**Dataset records:**
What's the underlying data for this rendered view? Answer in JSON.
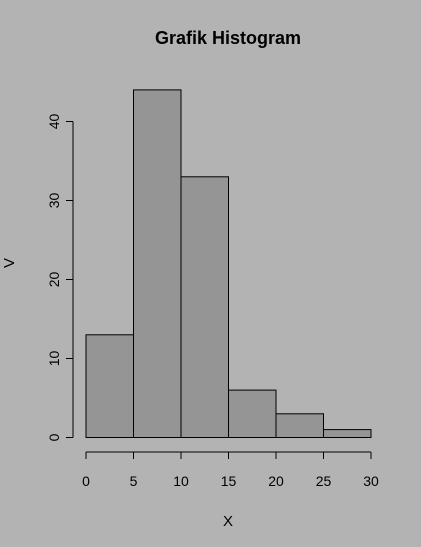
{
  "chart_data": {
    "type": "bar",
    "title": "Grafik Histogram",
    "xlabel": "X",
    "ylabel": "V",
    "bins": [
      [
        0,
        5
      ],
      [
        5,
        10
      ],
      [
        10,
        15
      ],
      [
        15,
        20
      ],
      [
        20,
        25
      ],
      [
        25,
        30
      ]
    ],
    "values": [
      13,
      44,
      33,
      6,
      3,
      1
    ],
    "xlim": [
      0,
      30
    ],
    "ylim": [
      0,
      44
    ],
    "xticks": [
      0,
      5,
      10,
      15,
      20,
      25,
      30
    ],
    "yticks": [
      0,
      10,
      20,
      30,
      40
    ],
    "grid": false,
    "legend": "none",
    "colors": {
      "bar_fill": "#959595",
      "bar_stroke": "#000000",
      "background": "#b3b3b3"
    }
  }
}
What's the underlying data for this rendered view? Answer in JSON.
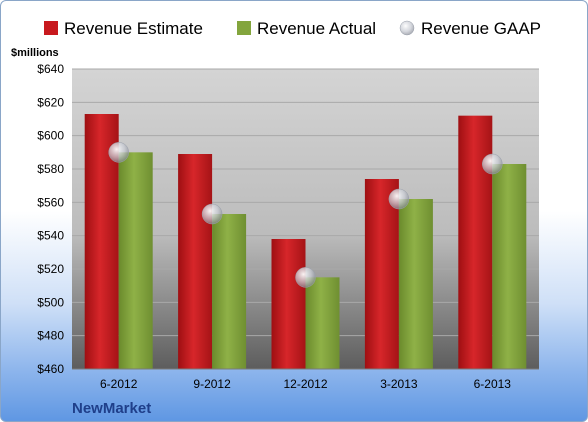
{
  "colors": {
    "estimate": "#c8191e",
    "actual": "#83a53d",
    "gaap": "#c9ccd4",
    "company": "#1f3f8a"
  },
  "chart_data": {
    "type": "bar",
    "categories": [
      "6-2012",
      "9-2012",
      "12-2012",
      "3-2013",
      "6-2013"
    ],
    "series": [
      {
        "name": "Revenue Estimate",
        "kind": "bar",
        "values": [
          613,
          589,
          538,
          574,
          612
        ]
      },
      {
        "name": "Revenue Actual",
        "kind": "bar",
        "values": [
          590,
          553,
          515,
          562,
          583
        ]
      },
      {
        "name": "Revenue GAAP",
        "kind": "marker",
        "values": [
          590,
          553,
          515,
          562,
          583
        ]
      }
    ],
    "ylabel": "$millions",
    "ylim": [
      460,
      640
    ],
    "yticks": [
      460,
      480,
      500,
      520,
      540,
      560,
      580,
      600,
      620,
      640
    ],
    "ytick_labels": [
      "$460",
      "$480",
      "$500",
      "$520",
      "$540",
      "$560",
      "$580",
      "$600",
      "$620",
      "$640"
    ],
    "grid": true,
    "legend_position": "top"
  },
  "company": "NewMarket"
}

**Your objective:** Every record above should come back exactly, but without its pictures.

**Solution to this exercise:**
What's the underlying data for this rendered view? Answer in JSON.
{
  "chart_data": {
    "type": "bar",
    "title": "Grafik Histogram",
    "xlabel": "X",
    "ylabel": "V",
    "bins": [
      [
        0,
        5
      ],
      [
        5,
        10
      ],
      [
        10,
        15
      ],
      [
        15,
        20
      ],
      [
        20,
        25
      ],
      [
        25,
        30
      ]
    ],
    "values": [
      13,
      44,
      33,
      6,
      3,
      1
    ],
    "xlim": [
      0,
      30
    ],
    "ylim": [
      0,
      44
    ],
    "xticks": [
      0,
      5,
      10,
      15,
      20,
      25,
      30
    ],
    "yticks": [
      0,
      10,
      20,
      30,
      40
    ],
    "grid": false,
    "legend": "none",
    "colors": {
      "bar_fill": "#959595",
      "bar_stroke": "#000000",
      "background": "#b3b3b3"
    }
  }
}
What's the underlying data for this rendered view? Answer in JSON.
{
  "colors": {
    "estimate": "#c8191e",
    "actual": "#83a53d",
    "gaap": "#c9ccd4",
    "company": "#1f3f8a"
  },
  "chart_data": {
    "type": "bar",
    "categories": [
      "6-2012",
      "9-2012",
      "12-2012",
      "3-2013",
      "6-2013"
    ],
    "series": [
      {
        "name": "Revenue Estimate",
        "kind": "bar",
        "values": [
          613,
          589,
          538,
          574,
          612
        ]
      },
      {
        "name": "Revenue Actual",
        "kind": "bar",
        "values": [
          590,
          553,
          515,
          562,
          583
        ]
      },
      {
        "name": "Revenue GAAP",
        "kind": "marker",
        "values": [
          590,
          553,
          515,
          562,
          583
        ]
      }
    ],
    "ylabel": "$millions",
    "ylim": [
      460,
      640
    ],
    "yticks": [
      460,
      480,
      500,
      520,
      540,
      560,
      580,
      600,
      620,
      640
    ],
    "ytick_labels": [
      "$460",
      "$480",
      "$500",
      "$520",
      "$540",
      "$560",
      "$580",
      "$600",
      "$620",
      "$640"
    ],
    "grid": true,
    "legend_position": "top"
  },
  "company": "NewMarket"
}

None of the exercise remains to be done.